» **Task details**
Reproduce the full listing below unchanged, apart from the pictures.

Stored records
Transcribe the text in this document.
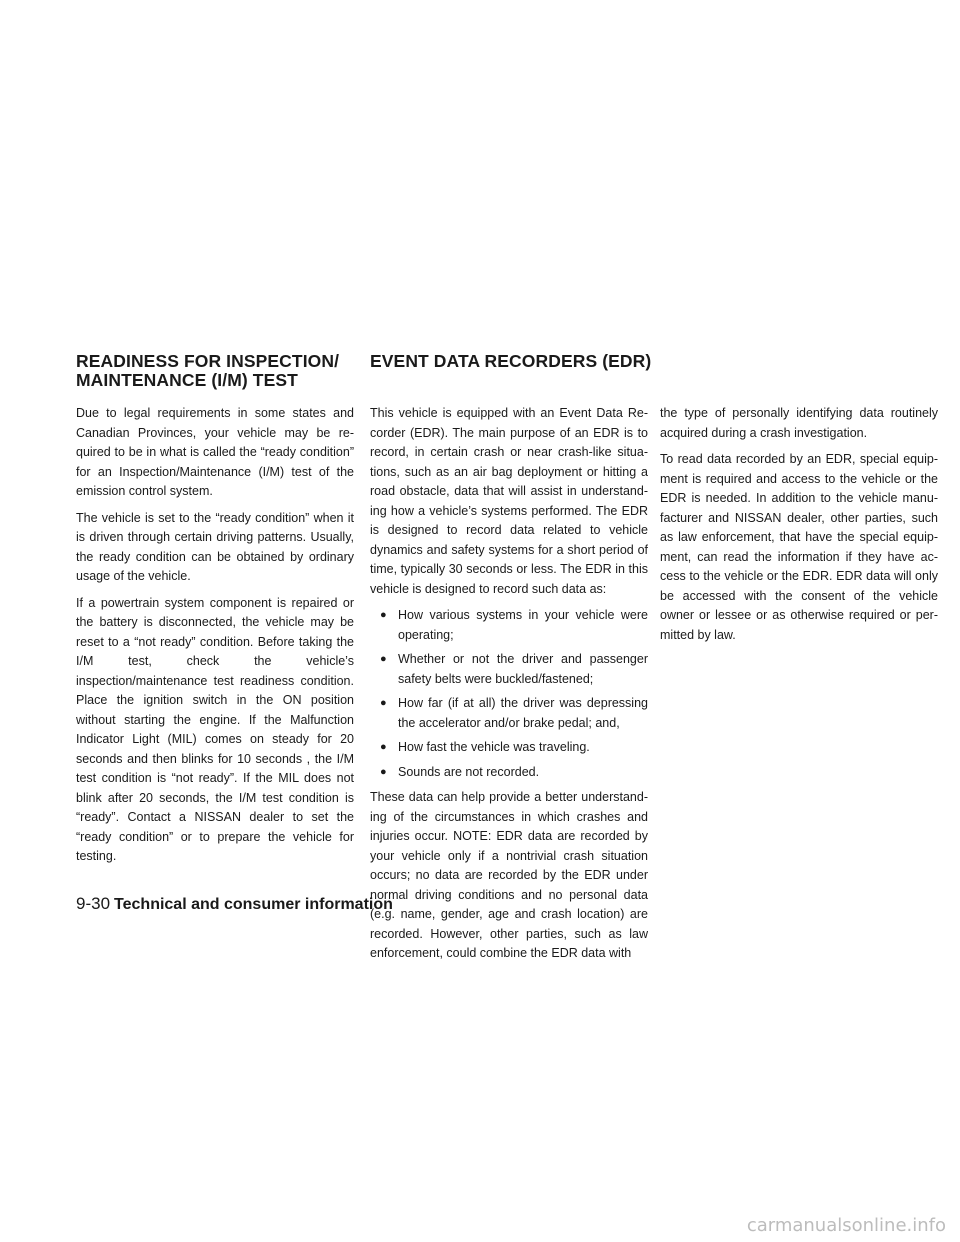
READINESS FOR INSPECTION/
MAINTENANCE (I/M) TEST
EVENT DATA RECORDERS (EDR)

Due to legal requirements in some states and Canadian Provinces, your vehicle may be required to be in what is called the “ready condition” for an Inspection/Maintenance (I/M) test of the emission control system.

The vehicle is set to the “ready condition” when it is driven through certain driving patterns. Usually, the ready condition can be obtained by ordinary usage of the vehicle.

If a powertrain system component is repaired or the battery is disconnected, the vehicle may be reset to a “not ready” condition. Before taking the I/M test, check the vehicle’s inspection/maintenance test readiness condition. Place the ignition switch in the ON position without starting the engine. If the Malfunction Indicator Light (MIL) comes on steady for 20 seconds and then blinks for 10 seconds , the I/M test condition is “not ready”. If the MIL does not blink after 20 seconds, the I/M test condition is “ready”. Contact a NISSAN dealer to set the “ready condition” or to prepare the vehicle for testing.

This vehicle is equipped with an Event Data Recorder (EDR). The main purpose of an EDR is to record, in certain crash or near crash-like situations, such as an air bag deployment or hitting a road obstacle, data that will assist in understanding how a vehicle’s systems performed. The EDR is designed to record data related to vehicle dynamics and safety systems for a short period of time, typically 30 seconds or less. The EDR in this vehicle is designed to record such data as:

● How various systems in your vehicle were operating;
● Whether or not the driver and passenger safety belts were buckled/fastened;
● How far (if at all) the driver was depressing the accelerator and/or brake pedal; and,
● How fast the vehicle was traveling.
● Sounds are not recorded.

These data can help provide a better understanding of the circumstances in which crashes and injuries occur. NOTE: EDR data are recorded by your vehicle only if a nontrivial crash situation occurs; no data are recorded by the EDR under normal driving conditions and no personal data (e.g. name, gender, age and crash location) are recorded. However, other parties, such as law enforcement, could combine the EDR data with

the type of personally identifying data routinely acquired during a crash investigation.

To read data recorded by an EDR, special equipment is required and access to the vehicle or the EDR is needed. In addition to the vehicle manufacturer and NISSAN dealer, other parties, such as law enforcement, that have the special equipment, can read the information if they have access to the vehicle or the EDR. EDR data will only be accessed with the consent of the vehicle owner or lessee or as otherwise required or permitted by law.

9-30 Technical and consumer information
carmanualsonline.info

» **The answer**
Transcribe the text in this document.
READINESS FOR INSPECTION/
MAINTENANCE (I/M) TEST
EVENT DATA RECORDERS (EDR)

Due to legal requirements in some states and Canadian Provinces, your vehicle may be required to be in what is called the “ready condition” for an Inspection/Maintenance (I/M) test of the emission control system.

The vehicle is set to the “ready condition” when it is driven through certain driving patterns. Usually, the ready condition can be obtained by ordinary usage of the vehicle.

If a powertrain system component is repaired or the battery is disconnected, the vehicle may be reset to a “not ready” condition. Before taking the I/M test, check the vehicle’s inspection/maintenance test readiness condition. Place the ignition switch in the ON position without starting the engine. If the Malfunction Indicator Light (MIL) comes on steady for 20 seconds and then blinks for 10 seconds , the I/M test condition is “not ready”. If the MIL does not blink after 20 seconds, the I/M test condition is “ready”. Contact a NISSAN dealer to set the “ready condition” or to prepare the vehicle for testing.

This vehicle is equipped with an Event Data Recorder (EDR). The main purpose of an EDR is to record, in certain crash or near crash-like situations, such as an air bag deployment or hitting a road obstacle, data that will assist in understanding how a vehicle’s systems performed. The EDR is designed to record data related to vehicle dynamics and safety systems for a short period of time, typically 30 seconds or less. The EDR in this vehicle is designed to record such data as:

● How various systems in your vehicle were operating;
● Whether or not the driver and passenger safety belts were buckled/fastened;
● How far (if at all) the driver was depressing the accelerator and/or brake pedal; and,
● How fast the vehicle was traveling.
● Sounds are not recorded.

These data can help provide a better understanding of the circumstances in which crashes and injuries occur. NOTE: EDR data are recorded by your vehicle only if a nontrivial crash situation occurs; no data are recorded by the EDR under normal driving conditions and no personal data (e.g. name, gender, age and crash location) are recorded. However, other parties, such as law enforcement, could combine the EDR data with

the type of personally identifying data routinely acquired during a crash investigation.

To read data recorded by an EDR, special equipment is required and access to the vehicle or the EDR is needed. In addition to the vehicle manufacturer and NISSAN dealer, other parties, such as law enforcement, that have the special equipment, can read the information if they have access to the vehicle or the EDR. EDR data will only be accessed with the consent of the vehicle owner or lessee or as otherwise required or permitted by law.

9-30 Technical and consumer information
carmanualsonline.info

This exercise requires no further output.